Exercise objective:
Make an exact copy of all the material below, apart from the pictures.

Information given:
####

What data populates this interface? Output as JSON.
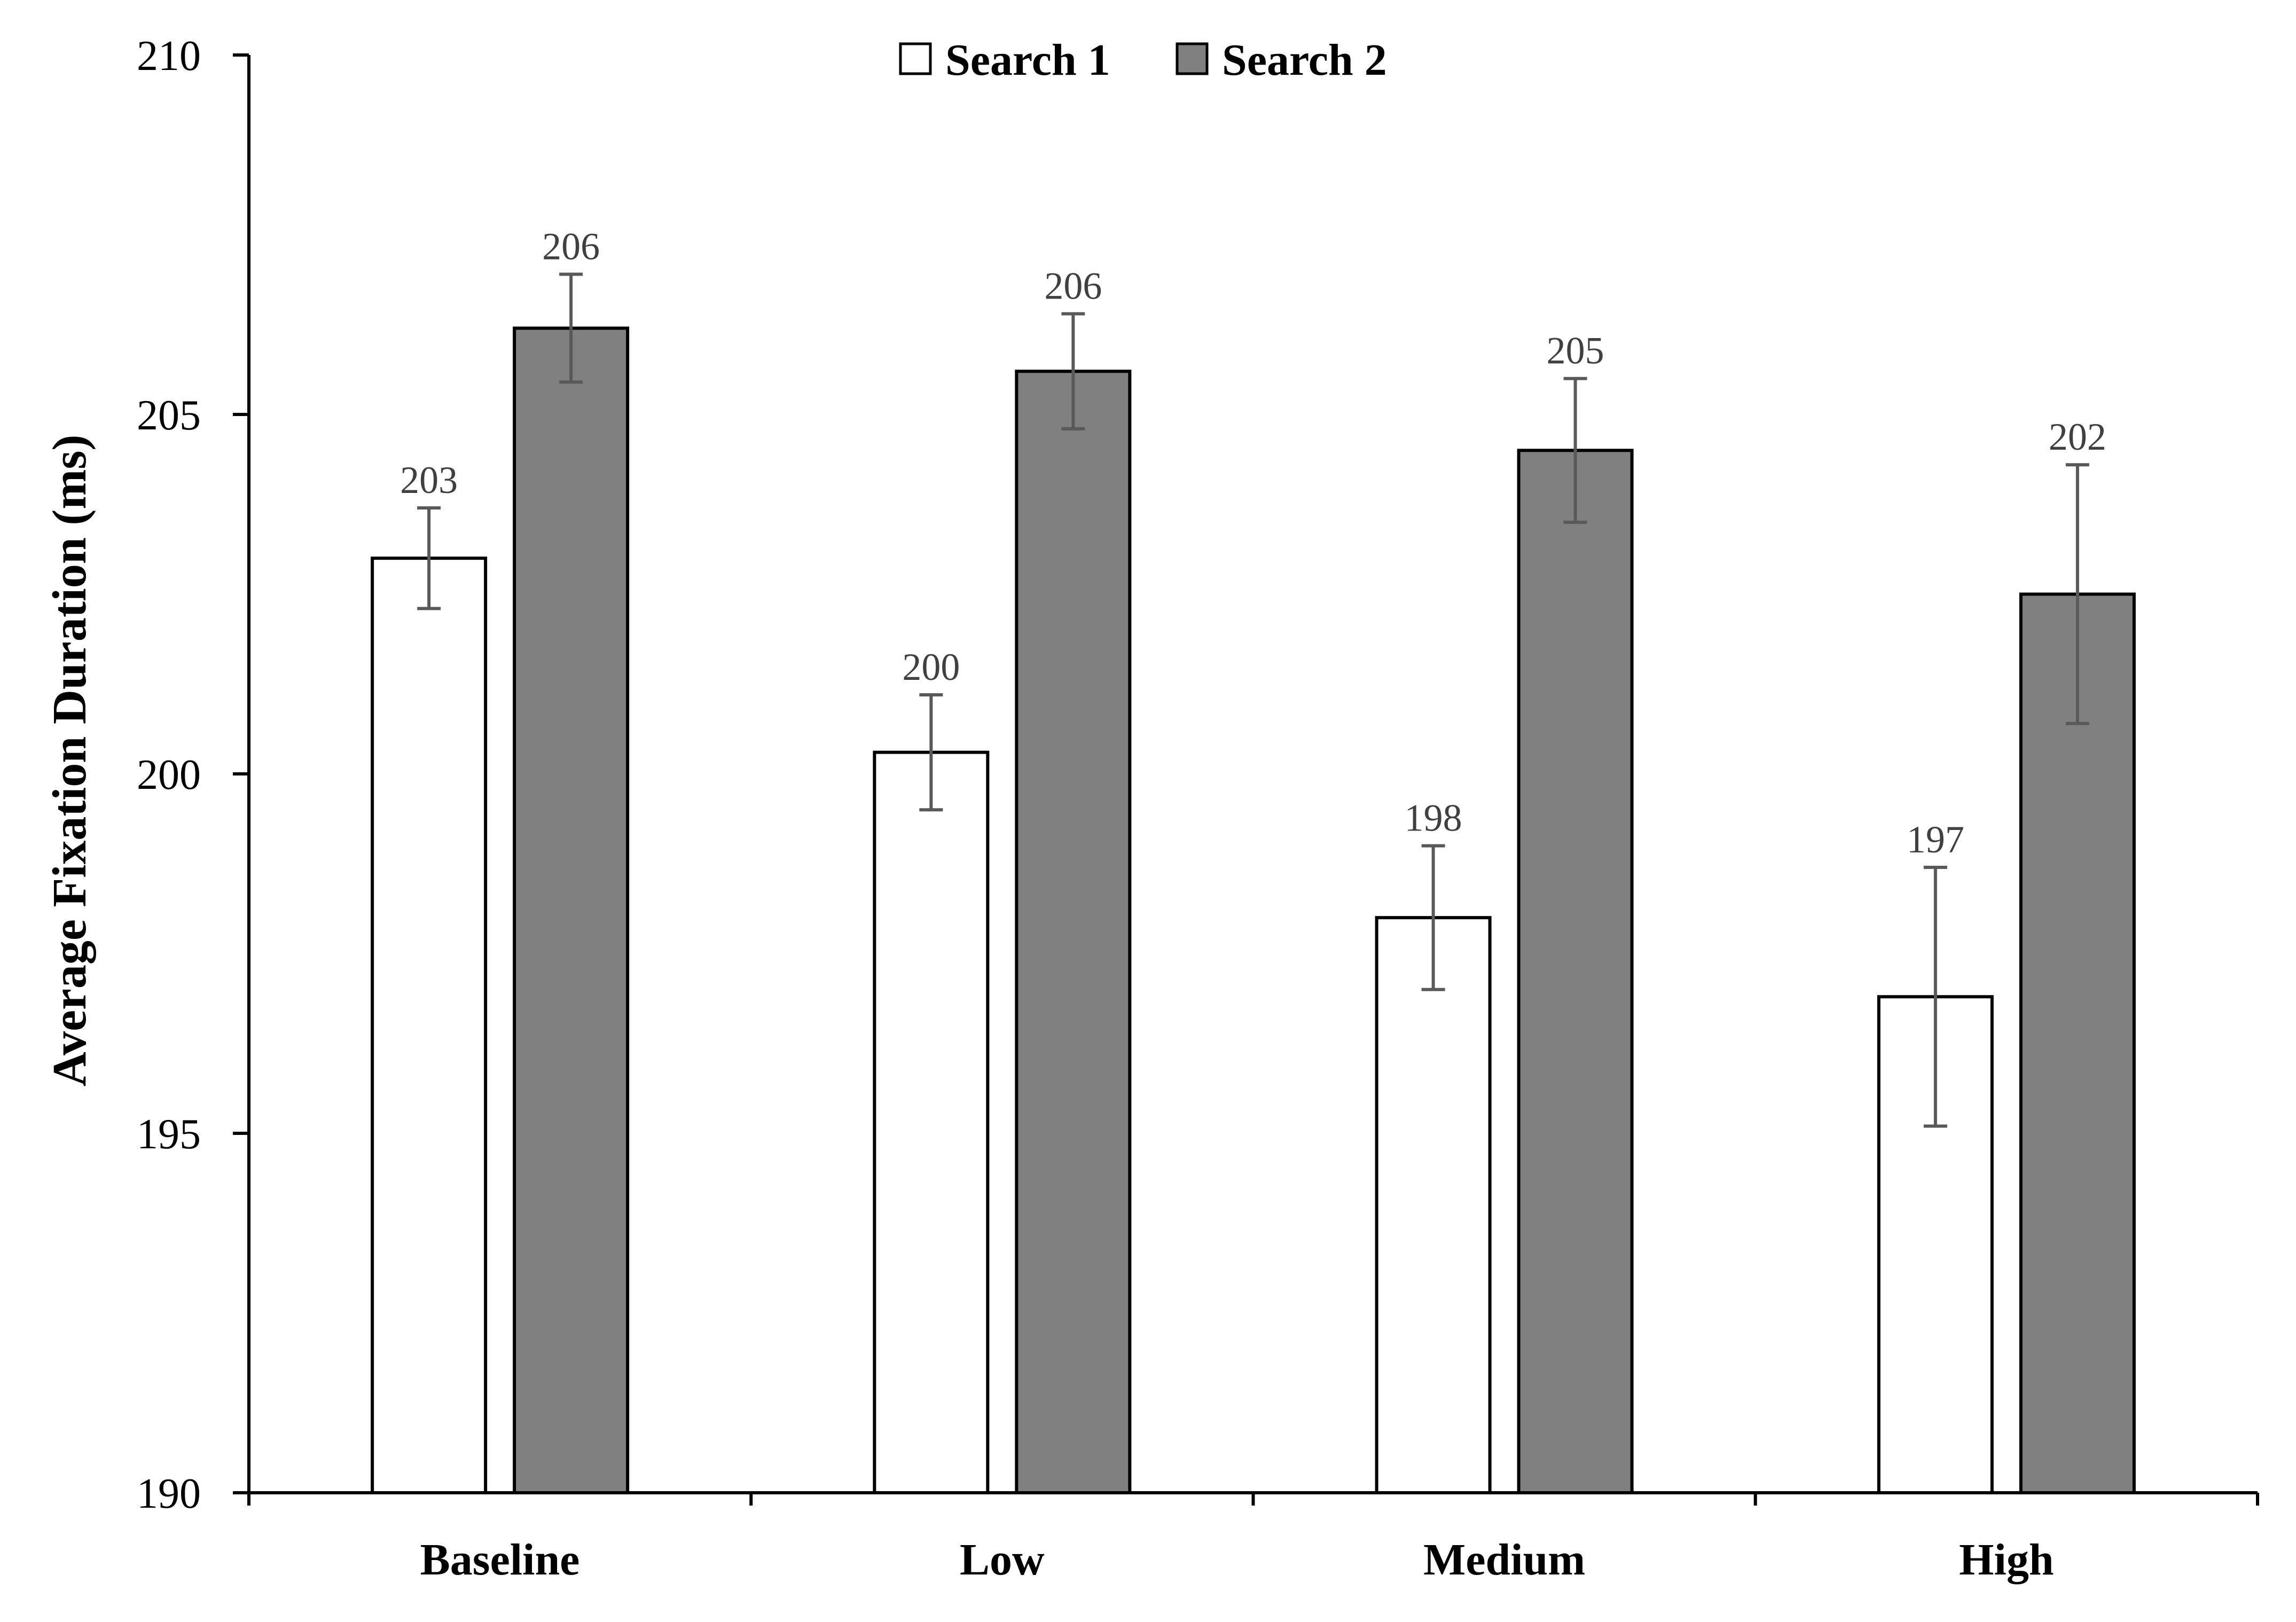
{
  "chart_data": {
    "type": "bar",
    "title": "",
    "xlabel": "",
    "ylabel": "Average Fixation Duration (ms)",
    "ylim": [
      190,
      210
    ],
    "yticks": [
      190,
      195,
      200,
      205,
      210
    ],
    "grid": false,
    "legend_position": "top-center",
    "categories": [
      "Baseline",
      "Low",
      "Medium",
      "High"
    ],
    "series": [
      {
        "name": "Search 1",
        "color": "#ffffff",
        "values": [
          203.0,
          200.3,
          198.0,
          196.9
        ],
        "error": [
          0.7,
          0.8,
          1.0,
          1.8
        ],
        "labels": [
          "203",
          "200",
          "198",
          "197"
        ]
      },
      {
        "name": "Search 2",
        "color": "#808080",
        "values": [
          206.2,
          205.6,
          204.5,
          202.5
        ],
        "error": [
          0.75,
          0.8,
          1.0,
          1.8
        ],
        "labels": [
          "206",
          "206",
          "205",
          "202"
        ]
      }
    ]
  }
}
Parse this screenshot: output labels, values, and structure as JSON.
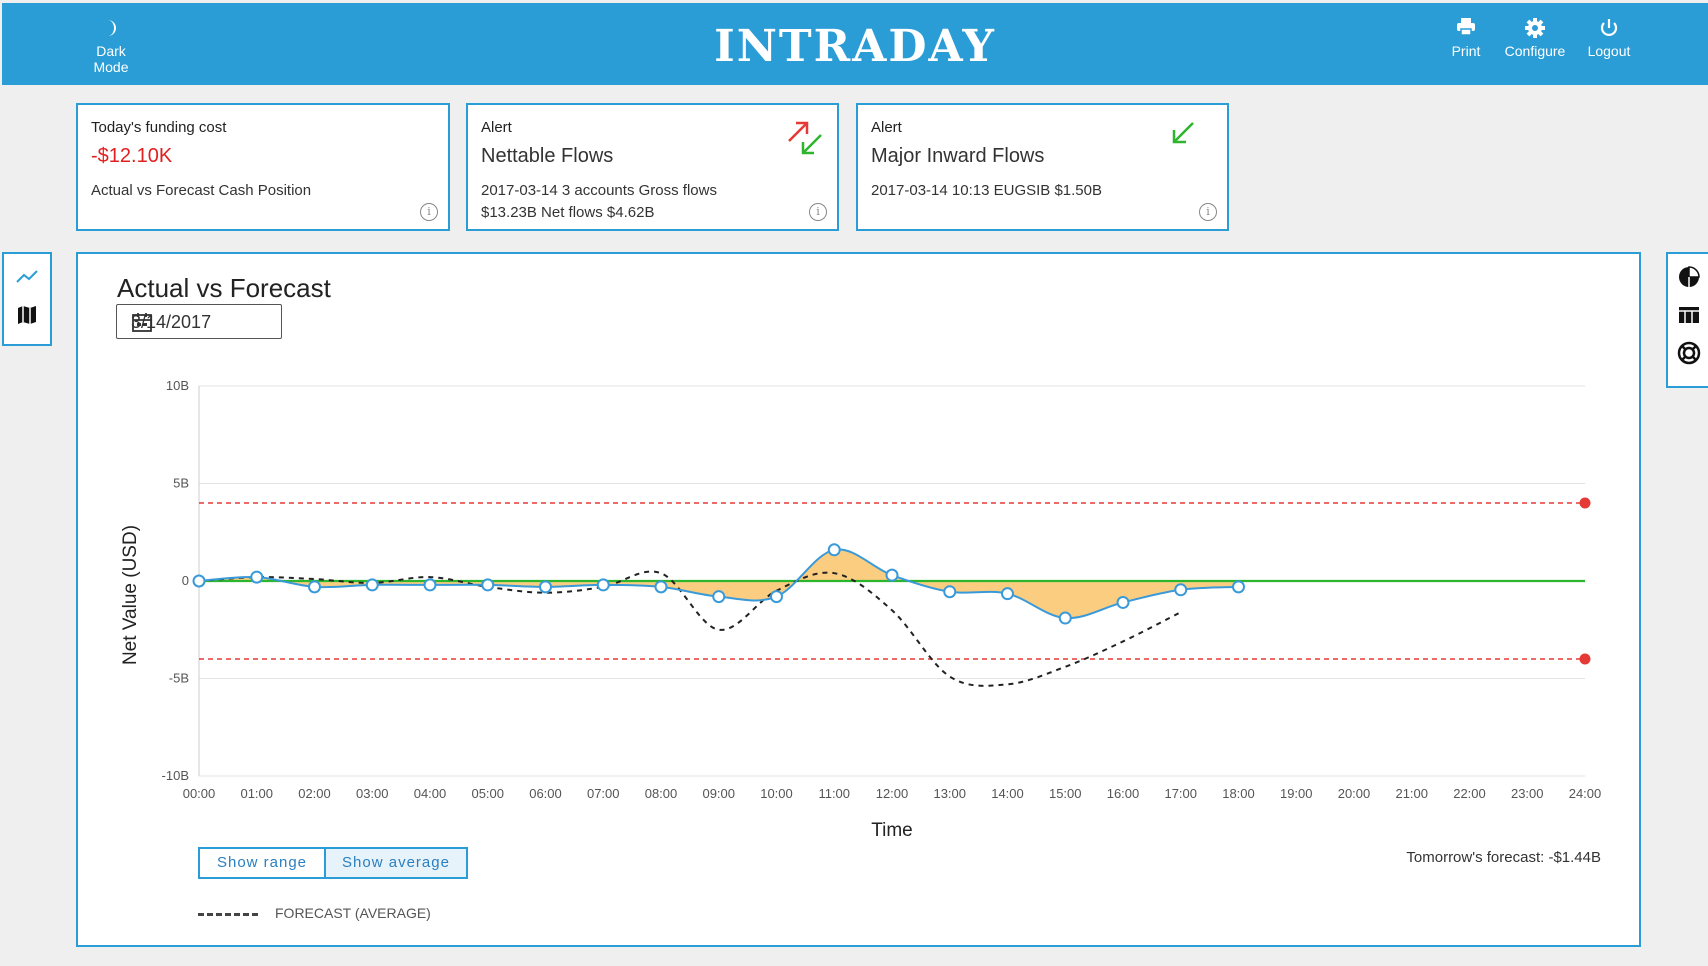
{
  "header": {
    "title": "INTRADAY",
    "dark_mode_label": "Dark Mode",
    "print_label": "Print",
    "configure_label": "Configure",
    "logout_label": "Logout",
    "color": "#2b9dd6"
  },
  "cards": {
    "funding": {
      "label": "Today's funding cost",
      "value": "-$12.10K",
      "description": "Actual vs Forecast Cash Position"
    },
    "nettable": {
      "label": "Alert",
      "title": "Nettable Flows",
      "line1": "2017-03-14 3 accounts Gross flows",
      "line2": "$13.23B Net flows $4.62B"
    },
    "inward": {
      "label": "Alert",
      "title": "Major Inward Flows",
      "line1": "2017-03-14 10:13 EUGSIB $1.50B"
    }
  },
  "panel": {
    "title": "Actual vs Forecast",
    "date_value": "3/14/2017",
    "show_range_label": "Show range",
    "show_average_label": "Show average",
    "tomorrow_forecast": "Tomorrow's forecast: -$1.44B",
    "legend_forecast": "FORECAST (AVERAGE)"
  },
  "chart_data": {
    "type": "line",
    "xlabel": "Time",
    "ylabel": "Net Value (USD)",
    "x_ticks": [
      "00:00",
      "01:00",
      "02:00",
      "03:00",
      "04:00",
      "05:00",
      "06:00",
      "07:00",
      "08:00",
      "09:00",
      "10:00",
      "11:00",
      "12:00",
      "13:00",
      "14:00",
      "15:00",
      "16:00",
      "17:00",
      "18:00",
      "19:00",
      "20:00",
      "21:00",
      "22:00",
      "23:00",
      "24:00"
    ],
    "y_ticks": [
      "10B",
      "5B",
      "0",
      "-5B",
      "-10B"
    ],
    "ylim": [
      -10,
      10
    ],
    "xlim": [
      0,
      24
    ],
    "grid": true,
    "series": [
      {
        "name": "",
        "style": "solid-markers",
        "color": "#3a9ad9",
        "x": [
          0,
          1,
          2,
          3,
          4,
          5,
          6,
          7,
          8,
          9,
          10,
          11,
          12,
          13,
          14,
          15,
          16,
          17,
          18
        ],
        "y": [
          0,
          0.2,
          -0.3,
          -0.2,
          -0.2,
          -0.2,
          -0.3,
          -0.2,
          -0.3,
          -0.8,
          -0.8,
          1.6,
          0.3,
          -0.55,
          -0.65,
          -1.9,
          -1.1,
          -0.45,
          -0.3
        ]
      },
      {
        "name": "FORECAST (AVERAGE)",
        "style": "dashed",
        "color": "#222222",
        "x": [
          0,
          1,
          2,
          3,
          4,
          5,
          6,
          7,
          8,
          9,
          10,
          11,
          12,
          13,
          14,
          15,
          16,
          17
        ],
        "y": [
          0,
          0.2,
          0.1,
          -0.1,
          0.2,
          -0.3,
          -0.6,
          -0.3,
          0.4,
          -2.5,
          -0.5,
          0.4,
          -1.5,
          -4.9,
          -5.3,
          -4.4,
          -3.1,
          -1.6
        ]
      }
    ],
    "baseline": {
      "y": 0,
      "color": "#2db52d"
    },
    "thresholds": [
      {
        "y": 4,
        "color": "#e53935"
      },
      {
        "y": -4,
        "color": "#e53935"
      }
    ],
    "fill_color": "#f9c46a"
  }
}
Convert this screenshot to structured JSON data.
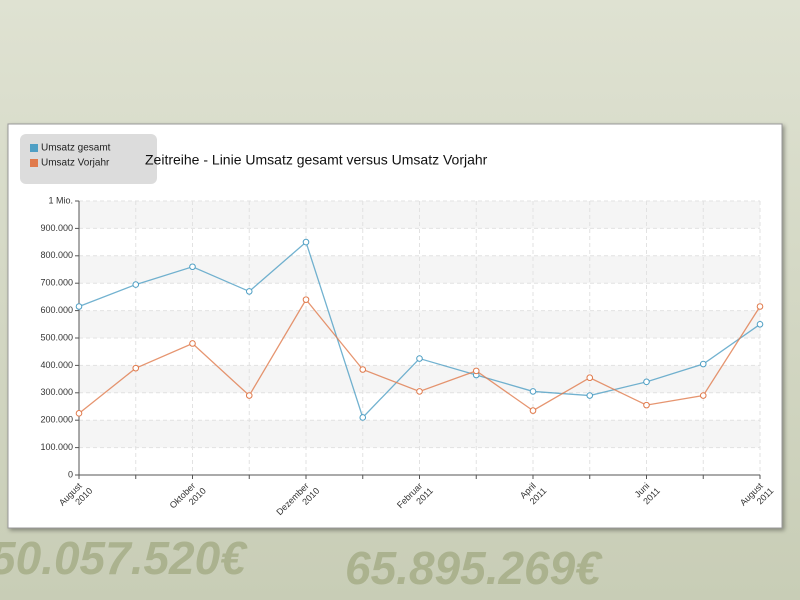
{
  "background": {
    "texts": [
      "50.057.520€",
      "65.895.269€"
    ]
  },
  "chart_data": {
    "type": "line",
    "title": "Zeitreihe - Linie Umsatz gesamt versus Umsatz Vorjahr",
    "categories": [
      "August 2010",
      null,
      "Oktober 2010",
      null,
      "Dezember 2010",
      null,
      "Februar 2011",
      null,
      "April 2011",
      null,
      "Juni 2011",
      null,
      "August 2011"
    ],
    "series": [
      {
        "name": "Umsatz gesamt",
        "color": "#4f9fc4",
        "values": [
          615000,
          695000,
          760000,
          670000,
          850000,
          210000,
          425000,
          365000,
          305000,
          290000,
          340000,
          405000,
          550000
        ]
      },
      {
        "name": "Umsatz Vorjahr",
        "color": "#e07a4c",
        "values": [
          225000,
          390000,
          480000,
          290000,
          640000,
          385000,
          305000,
          380000,
          235000,
          355000,
          255000,
          290000,
          615000
        ]
      }
    ],
    "ylim": [
      0,
      1000000
    ],
    "yticks": [
      0,
      {
        "value": 100000,
        "label": "100.000"
      },
      {
        "value": 200000,
        "label": "200.000"
      },
      {
        "value": 300000,
        "label": "300.000"
      },
      {
        "value": 400000,
        "label": "400.000"
      },
      {
        "value": 500000,
        "label": "500.000"
      },
      {
        "value": 600000,
        "label": "600.000"
      },
      {
        "value": 700000,
        "label": "700.000"
      },
      {
        "value": 800000,
        "label": "800.000"
      },
      {
        "value": 900000,
        "label": "900.000"
      },
      {
        "value": 1000000,
        "label": "1 Mio."
      }
    ],
    "grid": true,
    "legend": "top-left"
  }
}
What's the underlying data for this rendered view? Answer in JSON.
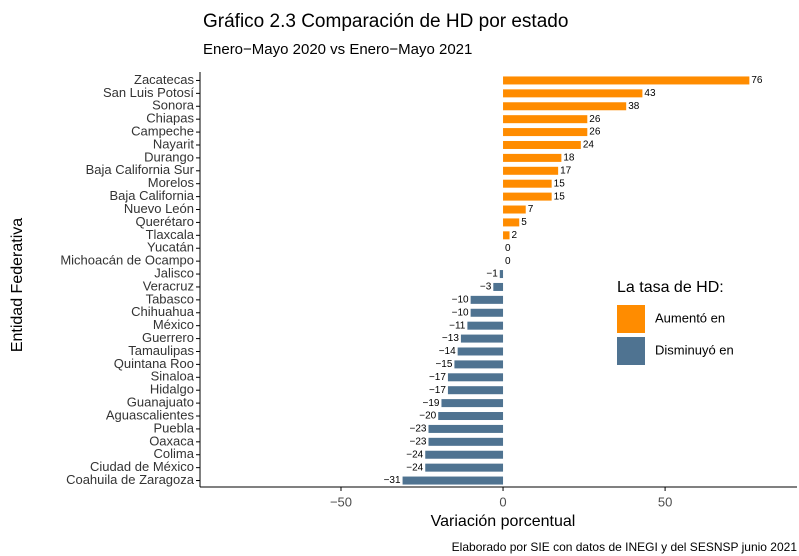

####

Right answer:
What data populates this interface? Output as JSON.
{
  "chart_data": {
    "type": "bar",
    "title": "",
    "xlabel": "",
    "ylabel": "Average Fixation Duration (ms)",
    "ylim": [
      190,
      210
    ],
    "yticks": [
      190,
      195,
      200,
      205,
      210
    ],
    "grid": false,
    "legend_position": "top-center",
    "categories": [
      "Baseline",
      "Low",
      "Medium",
      "High"
    ],
    "series": [
      {
        "name": "Search 1",
        "color": "#ffffff",
        "values": [
          203.0,
          200.3,
          198.0,
          196.9
        ],
        "error": [
          0.7,
          0.8,
          1.0,
          1.8
        ],
        "labels": [
          "203",
          "200",
          "198",
          "197"
        ]
      },
      {
        "name": "Search 2",
        "color": "#808080",
        "values": [
          206.2,
          205.6,
          204.5,
          202.5
        ],
        "error": [
          0.75,
          0.8,
          1.0,
          1.8
        ],
        "labels": [
          "206",
          "206",
          "205",
          "202"
        ]
      }
    ]
  }
}
Parse this screenshot: output labels, values, and structure as JSON.
{
  "header": {
    "title": "INTRADAY",
    "dark_mode_label": "Dark Mode",
    "print_label": "Print",
    "configure_label": "Configure",
    "logout_label": "Logout",
    "color": "#2b9dd6"
  },
  "cards": {
    "funding": {
      "label": "Today's funding cost",
      "value": "-$12.10K",
      "description": "Actual vs Forecast Cash Position"
    },
    "nettable": {
      "label": "Alert",
      "title": "Nettable Flows",
      "line1": "2017-03-14 3 accounts Gross flows",
      "line2": "$13.23B Net flows $4.62B"
    },
    "inward": {
      "label": "Alert",
      "title": "Major Inward Flows",
      "line1": "2017-03-14 10:13 EUGSIB $1.50B"
    }
  },
  "panel": {
    "title": "Actual vs Forecast",
    "date_value": "3/14/2017",
    "show_range_label": "Show range",
    "show_average_label": "Show average",
    "tomorrow_forecast": "Tomorrow's forecast: -$1.44B",
    "legend_forecast": "FORECAST (AVERAGE)"
  },
  "chart_data": {
    "type": "line",
    "xlabel": "Time",
    "ylabel": "Net Value (USD)",
    "x_ticks": [
      "00:00",
      "01:00",
      "02:00",
      "03:00",
      "04:00",
      "05:00",
      "06:00",
      "07:00",
      "08:00",
      "09:00",
      "10:00",
      "11:00",
      "12:00",
      "13:00",
      "14:00",
      "15:00",
      "16:00",
      "17:00",
      "18:00",
      "19:00",
      "20:00",
      "21:00",
      "22:00",
      "23:00",
      "24:00"
    ],
    "y_ticks": [
      "10B",
      "5B",
      "0",
      "-5B",
      "-10B"
    ],
    "ylim": [
      -10,
      10
    ],
    "xlim": [
      0,
      24
    ],
    "grid": true,
    "series": [
      {
        "name": "",
        "style": "solid-markers",
        "color": "#3a9ad9",
        "x": [
          0,
          1,
          2,
          3,
          4,
          5,
          6,
          7,
          8,
          9,
          10,
          11,
          12,
          13,
          14,
          15,
          16,
          17,
          18
        ],
        "y": [
          0,
          0.2,
          -0.3,
          -0.2,
          -0.2,
          -0.2,
          -0.3,
          -0.2,
          -0.3,
          -0.8,
          -0.8,
          1.6,
          0.3,
          -0.55,
          -0.65,
          -1.9,
          -1.1,
          -0.45,
          -0.3
        ]
      },
      {
        "name": "FORECAST (AVERAGE)",
        "style": "dashed",
        "color": "#222222",
        "x": [
          0,
          1,
          2,
          3,
          4,
          5,
          6,
          7,
          8,
          9,
          10,
          11,
          12,
          13,
          14,
          15,
          16,
          17
        ],
        "y": [
          0,
          0.2,
          0.1,
          -0.1,
          0.2,
          -0.3,
          -0.6,
          -0.3,
          0.4,
          -2.5,
          -0.5,
          0.4,
          -1.5,
          -4.9,
          -5.3,
          -4.4,
          -3.1,
          -1.6
        ]
      }
    ],
    "baseline": {
      "y": 0,
      "color": "#2db52d"
    },
    "thresholds": [
      {
        "y": 4,
        "color": "#e53935"
      },
      {
        "y": -4,
        "color": "#e53935"
      }
    ],
    "fill_color": "#f9c46a"
  }
}
Convert this screenshot to structured JSON data.
{
  "background": {
    "texts": [
      "50.057.520€",
      "65.895.269€"
    ]
  },
  "chart_data": {
    "type": "line",
    "title": "Zeitreihe - Linie Umsatz gesamt versus Umsatz Vorjahr",
    "categories": [
      "August 2010",
      null,
      "Oktober 2010",
      null,
      "Dezember 2010",
      null,
      "Februar 2011",
      null,
      "April 2011",
      null,
      "Juni 2011",
      null,
      "August 2011"
    ],
    "series": [
      {
        "name": "Umsatz gesamt",
        "color": "#4f9fc4",
        "values": [
          615000,
          695000,
          760000,
          670000,
          850000,
          210000,
          425000,
          365000,
          305000,
          290000,
          340000,
          405000,
          550000
        ]
      },
      {
        "name": "Umsatz Vorjahr",
        "color": "#e07a4c",
        "values": [
          225000,
          390000,
          480000,
          290000,
          640000,
          385000,
          305000,
          380000,
          235000,
          355000,
          255000,
          290000,
          615000
        ]
      }
    ],
    "ylim": [
      0,
      1000000
    ],
    "yticks": [
      0,
      {
        "value": 100000,
        "label": "100.000"
      },
      {
        "value": 200000,
        "label": "200.000"
      },
      {
        "value": 300000,
        "label": "300.000"
      },
      {
        "value": 400000,
        "label": "400.000"
      },
      {
        "value": 500000,
        "label": "500.000"
      },
      {
        "value": 600000,
        "label": "600.000"
      },
      {
        "value": 700000,
        "label": "700.000"
      },
      {
        "value": 800000,
        "label": "800.000"
      },
      {
        "value": 900000,
        "label": "900.000"
      },
      {
        "value": 1000000,
        "label": "1 Mio."
      }
    ],
    "grid": true,
    "legend": "top-left"
  }
}
What's the underlying data for this rendered view? Answer in JSON.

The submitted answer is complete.